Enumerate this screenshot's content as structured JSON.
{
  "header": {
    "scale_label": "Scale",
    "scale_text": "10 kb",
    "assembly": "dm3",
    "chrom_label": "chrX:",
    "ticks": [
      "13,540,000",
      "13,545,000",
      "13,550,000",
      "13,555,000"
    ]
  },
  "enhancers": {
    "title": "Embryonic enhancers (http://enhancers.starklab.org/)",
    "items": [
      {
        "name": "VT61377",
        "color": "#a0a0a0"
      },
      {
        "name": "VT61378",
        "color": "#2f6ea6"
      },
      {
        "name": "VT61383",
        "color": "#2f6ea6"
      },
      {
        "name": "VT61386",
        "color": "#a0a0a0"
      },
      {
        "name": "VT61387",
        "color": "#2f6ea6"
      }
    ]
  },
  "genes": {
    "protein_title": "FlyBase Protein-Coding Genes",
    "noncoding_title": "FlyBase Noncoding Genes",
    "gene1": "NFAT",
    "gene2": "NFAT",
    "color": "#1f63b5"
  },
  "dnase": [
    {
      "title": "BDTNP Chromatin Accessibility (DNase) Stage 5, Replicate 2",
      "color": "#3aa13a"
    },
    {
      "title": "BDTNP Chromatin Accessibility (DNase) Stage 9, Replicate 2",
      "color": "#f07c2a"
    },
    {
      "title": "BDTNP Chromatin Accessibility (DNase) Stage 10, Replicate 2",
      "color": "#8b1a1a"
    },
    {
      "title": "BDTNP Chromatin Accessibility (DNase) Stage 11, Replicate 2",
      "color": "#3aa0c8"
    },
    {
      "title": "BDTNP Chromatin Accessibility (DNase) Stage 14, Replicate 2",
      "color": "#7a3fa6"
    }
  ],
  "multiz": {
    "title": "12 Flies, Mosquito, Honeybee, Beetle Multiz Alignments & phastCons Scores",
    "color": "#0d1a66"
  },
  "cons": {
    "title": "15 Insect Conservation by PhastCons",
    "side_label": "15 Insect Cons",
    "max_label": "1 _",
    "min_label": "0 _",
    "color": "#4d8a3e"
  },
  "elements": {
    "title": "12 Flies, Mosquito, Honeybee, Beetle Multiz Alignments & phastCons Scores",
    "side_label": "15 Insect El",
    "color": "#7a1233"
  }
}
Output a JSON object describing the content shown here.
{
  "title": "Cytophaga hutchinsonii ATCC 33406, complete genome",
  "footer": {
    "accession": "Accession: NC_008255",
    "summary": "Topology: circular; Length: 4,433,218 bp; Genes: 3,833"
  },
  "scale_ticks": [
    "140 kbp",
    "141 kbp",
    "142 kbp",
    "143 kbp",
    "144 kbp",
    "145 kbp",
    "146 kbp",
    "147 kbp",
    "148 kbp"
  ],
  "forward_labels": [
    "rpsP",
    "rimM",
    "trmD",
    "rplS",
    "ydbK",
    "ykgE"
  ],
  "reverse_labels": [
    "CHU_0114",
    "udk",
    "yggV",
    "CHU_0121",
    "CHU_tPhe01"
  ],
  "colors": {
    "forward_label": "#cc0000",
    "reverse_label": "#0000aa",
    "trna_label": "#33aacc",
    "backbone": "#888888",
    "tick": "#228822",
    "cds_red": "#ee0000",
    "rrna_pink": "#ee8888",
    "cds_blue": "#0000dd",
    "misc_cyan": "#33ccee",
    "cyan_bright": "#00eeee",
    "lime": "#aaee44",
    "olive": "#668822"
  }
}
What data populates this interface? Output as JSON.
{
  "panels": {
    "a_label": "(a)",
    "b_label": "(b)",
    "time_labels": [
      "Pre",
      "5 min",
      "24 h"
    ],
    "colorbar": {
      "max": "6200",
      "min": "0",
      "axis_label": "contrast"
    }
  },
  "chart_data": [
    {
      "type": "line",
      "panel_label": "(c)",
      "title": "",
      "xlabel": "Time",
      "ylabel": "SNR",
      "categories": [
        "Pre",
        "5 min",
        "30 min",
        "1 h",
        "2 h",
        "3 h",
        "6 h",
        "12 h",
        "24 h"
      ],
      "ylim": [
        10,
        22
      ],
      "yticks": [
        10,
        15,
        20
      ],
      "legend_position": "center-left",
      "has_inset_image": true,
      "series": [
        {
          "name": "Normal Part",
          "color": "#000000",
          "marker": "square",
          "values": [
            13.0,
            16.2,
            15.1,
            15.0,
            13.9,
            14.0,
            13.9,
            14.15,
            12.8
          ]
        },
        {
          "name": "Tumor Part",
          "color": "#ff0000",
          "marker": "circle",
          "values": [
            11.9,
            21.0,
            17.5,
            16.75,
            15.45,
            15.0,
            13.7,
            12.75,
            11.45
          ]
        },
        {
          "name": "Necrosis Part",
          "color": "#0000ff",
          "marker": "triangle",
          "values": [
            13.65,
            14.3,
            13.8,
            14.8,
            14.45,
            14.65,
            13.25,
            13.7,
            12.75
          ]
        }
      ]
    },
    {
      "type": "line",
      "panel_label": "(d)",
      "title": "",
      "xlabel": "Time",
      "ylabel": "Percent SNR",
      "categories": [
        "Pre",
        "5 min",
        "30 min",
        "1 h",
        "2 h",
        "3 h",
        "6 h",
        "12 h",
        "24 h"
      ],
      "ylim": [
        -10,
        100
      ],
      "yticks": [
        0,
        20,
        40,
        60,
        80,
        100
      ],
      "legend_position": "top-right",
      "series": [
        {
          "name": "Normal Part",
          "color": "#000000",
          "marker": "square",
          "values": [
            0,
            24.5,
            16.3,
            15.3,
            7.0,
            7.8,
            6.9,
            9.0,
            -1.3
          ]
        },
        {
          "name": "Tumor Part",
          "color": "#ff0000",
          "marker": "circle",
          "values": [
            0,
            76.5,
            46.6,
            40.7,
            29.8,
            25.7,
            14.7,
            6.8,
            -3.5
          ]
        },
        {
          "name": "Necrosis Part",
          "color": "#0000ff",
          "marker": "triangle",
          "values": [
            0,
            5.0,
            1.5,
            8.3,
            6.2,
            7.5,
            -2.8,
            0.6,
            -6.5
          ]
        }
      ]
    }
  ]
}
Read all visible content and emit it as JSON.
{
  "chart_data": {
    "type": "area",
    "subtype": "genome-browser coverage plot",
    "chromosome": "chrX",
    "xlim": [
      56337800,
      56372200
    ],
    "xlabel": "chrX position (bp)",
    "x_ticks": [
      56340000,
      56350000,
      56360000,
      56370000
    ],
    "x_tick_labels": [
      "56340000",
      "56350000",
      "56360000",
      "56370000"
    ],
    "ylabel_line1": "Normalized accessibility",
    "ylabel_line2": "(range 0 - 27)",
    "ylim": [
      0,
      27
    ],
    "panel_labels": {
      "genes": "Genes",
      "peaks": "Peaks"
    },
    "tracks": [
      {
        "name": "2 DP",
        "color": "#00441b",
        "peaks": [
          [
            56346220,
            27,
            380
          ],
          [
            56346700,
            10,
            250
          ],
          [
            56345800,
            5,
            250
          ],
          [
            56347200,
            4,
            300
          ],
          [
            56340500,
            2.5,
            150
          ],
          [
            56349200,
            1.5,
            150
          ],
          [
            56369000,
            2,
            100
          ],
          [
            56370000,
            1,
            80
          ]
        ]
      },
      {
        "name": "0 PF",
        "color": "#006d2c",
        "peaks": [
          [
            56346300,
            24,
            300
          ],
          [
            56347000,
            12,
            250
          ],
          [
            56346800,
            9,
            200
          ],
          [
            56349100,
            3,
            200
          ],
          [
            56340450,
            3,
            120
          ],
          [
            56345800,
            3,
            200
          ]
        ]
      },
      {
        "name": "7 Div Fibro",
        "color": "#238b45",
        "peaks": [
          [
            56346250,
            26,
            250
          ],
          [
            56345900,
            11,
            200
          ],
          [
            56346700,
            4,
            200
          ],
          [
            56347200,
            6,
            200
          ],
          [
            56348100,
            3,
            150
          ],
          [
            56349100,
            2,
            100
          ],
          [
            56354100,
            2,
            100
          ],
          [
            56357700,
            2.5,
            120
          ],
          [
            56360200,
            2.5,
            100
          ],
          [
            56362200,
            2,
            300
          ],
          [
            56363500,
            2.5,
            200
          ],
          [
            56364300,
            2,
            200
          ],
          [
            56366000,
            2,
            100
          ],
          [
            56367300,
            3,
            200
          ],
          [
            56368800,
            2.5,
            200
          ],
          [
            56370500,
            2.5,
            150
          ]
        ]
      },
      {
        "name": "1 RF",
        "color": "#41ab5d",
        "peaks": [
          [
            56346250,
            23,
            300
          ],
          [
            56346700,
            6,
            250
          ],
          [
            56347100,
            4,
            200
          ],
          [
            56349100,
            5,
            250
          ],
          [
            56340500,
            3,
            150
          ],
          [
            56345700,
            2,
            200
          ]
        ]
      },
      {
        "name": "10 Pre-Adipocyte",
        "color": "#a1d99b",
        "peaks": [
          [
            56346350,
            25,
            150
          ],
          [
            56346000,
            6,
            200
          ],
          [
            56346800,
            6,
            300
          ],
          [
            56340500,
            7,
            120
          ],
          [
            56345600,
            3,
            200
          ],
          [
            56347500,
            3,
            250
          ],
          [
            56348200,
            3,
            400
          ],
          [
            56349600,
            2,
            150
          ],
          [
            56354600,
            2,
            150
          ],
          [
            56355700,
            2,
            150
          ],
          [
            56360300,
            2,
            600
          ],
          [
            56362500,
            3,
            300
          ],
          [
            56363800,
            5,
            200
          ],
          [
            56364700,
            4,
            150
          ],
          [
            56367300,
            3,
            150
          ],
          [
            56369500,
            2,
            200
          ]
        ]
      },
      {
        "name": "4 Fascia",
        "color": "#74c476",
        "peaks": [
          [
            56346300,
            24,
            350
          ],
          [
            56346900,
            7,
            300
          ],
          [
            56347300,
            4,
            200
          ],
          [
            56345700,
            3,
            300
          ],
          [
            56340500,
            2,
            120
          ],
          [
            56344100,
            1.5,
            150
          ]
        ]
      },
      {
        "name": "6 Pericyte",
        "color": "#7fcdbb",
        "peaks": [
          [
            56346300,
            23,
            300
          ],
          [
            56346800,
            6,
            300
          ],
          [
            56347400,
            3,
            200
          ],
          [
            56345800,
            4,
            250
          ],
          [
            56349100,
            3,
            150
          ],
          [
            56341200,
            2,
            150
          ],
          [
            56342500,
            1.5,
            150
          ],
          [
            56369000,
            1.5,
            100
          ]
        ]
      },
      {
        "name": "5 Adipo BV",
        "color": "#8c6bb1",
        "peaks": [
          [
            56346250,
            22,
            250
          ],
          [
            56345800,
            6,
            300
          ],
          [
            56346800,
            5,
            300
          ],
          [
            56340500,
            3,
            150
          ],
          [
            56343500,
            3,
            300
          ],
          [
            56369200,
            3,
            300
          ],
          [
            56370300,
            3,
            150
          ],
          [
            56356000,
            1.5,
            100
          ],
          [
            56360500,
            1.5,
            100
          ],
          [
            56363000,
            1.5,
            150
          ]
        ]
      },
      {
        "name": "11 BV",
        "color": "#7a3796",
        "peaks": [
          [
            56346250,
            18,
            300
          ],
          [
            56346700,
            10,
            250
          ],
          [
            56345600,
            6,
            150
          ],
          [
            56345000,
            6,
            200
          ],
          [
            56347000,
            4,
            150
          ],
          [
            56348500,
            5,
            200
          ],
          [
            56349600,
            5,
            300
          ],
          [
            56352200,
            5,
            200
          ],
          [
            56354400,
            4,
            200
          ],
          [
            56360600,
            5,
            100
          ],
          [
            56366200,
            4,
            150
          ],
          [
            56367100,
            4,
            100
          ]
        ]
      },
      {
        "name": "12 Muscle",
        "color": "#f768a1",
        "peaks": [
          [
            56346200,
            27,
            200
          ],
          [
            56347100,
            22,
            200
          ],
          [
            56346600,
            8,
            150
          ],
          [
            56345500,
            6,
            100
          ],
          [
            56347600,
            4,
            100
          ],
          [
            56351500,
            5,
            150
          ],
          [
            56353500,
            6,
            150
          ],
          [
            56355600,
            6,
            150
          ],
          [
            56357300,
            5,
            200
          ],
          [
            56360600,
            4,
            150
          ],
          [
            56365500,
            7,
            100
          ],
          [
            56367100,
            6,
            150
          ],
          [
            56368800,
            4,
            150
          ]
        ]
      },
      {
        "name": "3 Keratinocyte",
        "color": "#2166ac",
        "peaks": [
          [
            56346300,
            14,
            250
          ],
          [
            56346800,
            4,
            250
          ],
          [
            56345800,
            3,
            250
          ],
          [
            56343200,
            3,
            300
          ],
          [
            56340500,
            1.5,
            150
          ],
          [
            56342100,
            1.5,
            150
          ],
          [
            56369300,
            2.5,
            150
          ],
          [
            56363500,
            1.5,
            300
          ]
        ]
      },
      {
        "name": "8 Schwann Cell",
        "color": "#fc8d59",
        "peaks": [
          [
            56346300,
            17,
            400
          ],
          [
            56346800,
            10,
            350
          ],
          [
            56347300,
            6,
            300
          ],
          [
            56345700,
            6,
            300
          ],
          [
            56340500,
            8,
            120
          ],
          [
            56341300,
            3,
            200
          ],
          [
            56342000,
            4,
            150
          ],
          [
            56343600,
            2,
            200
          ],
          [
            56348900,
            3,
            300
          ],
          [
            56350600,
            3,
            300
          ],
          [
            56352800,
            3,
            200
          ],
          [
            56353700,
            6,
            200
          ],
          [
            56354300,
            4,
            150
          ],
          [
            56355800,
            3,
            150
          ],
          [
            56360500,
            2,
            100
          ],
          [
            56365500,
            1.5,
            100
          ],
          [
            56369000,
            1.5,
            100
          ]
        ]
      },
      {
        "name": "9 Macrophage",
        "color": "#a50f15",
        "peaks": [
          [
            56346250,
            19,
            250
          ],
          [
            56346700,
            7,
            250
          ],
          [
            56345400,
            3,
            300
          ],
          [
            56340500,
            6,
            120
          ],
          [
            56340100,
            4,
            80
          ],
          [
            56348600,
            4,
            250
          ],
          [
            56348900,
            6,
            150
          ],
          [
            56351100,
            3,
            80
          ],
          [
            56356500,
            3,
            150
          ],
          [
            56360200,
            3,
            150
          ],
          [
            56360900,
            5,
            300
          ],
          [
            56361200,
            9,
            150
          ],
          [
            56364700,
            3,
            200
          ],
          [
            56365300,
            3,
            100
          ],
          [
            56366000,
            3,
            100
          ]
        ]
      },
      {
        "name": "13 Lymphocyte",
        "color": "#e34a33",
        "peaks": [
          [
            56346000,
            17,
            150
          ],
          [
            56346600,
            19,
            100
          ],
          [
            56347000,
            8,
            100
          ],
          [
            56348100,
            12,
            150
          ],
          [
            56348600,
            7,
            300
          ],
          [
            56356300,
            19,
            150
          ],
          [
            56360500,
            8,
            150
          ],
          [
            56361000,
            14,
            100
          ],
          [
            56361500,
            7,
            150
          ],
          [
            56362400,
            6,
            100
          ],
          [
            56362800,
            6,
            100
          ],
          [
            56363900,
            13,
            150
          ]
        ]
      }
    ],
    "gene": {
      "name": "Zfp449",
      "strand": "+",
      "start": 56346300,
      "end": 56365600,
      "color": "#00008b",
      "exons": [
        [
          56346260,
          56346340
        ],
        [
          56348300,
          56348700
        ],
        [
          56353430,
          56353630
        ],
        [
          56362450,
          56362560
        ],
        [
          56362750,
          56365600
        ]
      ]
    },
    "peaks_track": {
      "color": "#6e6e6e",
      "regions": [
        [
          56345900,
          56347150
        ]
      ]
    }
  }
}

§

Each line in the listing above either holds the string "Stage" or does not; state how many do, giving the number only.

5